Given problem: Each line from the one that contains "What does this" to the end of the material must be set down exactly, and no line before it.

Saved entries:
# # # #
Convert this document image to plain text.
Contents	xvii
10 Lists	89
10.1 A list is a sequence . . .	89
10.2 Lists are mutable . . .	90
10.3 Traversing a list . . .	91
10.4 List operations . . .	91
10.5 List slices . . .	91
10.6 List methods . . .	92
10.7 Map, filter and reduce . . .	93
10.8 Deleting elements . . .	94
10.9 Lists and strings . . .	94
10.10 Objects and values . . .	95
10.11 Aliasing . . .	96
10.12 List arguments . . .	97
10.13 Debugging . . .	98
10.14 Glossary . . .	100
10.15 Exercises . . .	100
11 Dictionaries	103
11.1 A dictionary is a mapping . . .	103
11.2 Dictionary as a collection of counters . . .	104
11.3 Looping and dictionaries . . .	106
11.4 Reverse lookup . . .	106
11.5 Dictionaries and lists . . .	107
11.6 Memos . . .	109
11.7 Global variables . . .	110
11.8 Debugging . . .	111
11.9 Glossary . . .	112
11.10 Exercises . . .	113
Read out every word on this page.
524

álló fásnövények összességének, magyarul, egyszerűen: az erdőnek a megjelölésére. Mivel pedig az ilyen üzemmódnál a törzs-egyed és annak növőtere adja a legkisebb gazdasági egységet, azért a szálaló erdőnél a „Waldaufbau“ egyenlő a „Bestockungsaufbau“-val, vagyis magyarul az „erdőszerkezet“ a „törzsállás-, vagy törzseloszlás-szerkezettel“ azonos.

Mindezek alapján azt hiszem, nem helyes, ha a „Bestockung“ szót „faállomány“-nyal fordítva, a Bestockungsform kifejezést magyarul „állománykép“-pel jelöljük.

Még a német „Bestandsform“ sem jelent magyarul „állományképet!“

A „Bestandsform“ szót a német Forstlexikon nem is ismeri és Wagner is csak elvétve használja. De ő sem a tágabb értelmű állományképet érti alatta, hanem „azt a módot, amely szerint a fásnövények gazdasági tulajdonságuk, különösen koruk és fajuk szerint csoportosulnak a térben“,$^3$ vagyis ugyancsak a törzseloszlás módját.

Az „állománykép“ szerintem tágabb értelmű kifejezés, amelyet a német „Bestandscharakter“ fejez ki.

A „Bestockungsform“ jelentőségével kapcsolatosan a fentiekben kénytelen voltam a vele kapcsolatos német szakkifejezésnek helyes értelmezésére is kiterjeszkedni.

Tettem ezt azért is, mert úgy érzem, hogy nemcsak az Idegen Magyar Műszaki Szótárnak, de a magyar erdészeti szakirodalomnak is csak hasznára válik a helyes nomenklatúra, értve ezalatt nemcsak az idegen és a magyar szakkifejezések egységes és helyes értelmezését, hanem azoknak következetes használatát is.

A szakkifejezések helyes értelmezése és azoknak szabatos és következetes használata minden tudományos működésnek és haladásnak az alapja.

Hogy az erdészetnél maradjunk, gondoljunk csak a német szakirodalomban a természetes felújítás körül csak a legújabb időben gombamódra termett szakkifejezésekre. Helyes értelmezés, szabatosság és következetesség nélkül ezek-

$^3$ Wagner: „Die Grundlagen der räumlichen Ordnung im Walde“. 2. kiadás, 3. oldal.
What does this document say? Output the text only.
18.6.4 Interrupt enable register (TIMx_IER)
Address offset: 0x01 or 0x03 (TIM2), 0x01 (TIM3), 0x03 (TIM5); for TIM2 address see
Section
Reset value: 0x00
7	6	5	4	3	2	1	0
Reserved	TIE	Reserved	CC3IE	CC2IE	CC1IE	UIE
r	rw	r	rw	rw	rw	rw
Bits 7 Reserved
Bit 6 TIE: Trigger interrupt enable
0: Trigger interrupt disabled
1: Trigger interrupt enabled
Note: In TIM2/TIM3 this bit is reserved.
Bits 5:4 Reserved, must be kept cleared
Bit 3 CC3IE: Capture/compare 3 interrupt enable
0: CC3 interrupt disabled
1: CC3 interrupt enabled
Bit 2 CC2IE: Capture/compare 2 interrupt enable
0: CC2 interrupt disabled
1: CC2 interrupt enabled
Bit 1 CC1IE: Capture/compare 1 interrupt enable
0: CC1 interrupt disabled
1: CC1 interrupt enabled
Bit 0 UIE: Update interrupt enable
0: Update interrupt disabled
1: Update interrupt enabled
# # # #
Solved exercise:
What does this document say? Output the text only.
18.6.4 Interrupt enable register (TIMx_IER)
Address offset: 0x01 or 0x03 (TIM2), 0x01 (TIM3), 0x03 (TIM5); for TIM2 address see
Section
Reset value: 0x00
7	6	5	4	3	2	1	0
Reserved	TIE	Reserved	CC3IE	CC2IE	CC1IE	UIE
r	rw	r	rw	rw	rw	rw
Bits 7 Reserved
Bit 6 TIE: Trigger interrupt enable
0: Trigger interrupt disabled
1: Trigger interrupt enabled
Note: In TIM2/TIM3 this bit is reserved.
Bits 5:4 Reserved, must be kept cleared
Bit 3 CC3IE: Capture/compare 3 interrupt enable
0: CC3 interrupt disabled
1: CC3 interrupt enabled
Bit 2 CC2IE: Capture/compare 2 interrupt enable
0: CC2 interrupt disabled
1: CC2 interrupt enabled
Bit 1 CC1IE: Capture/compare 1 interrupt enable
0: CC1 interrupt disabled
1: CC1 interrupt enabled
Bit 0 UIE: Update interrupt enable
0: Update interrupt disabled
1: Update interrupt enabled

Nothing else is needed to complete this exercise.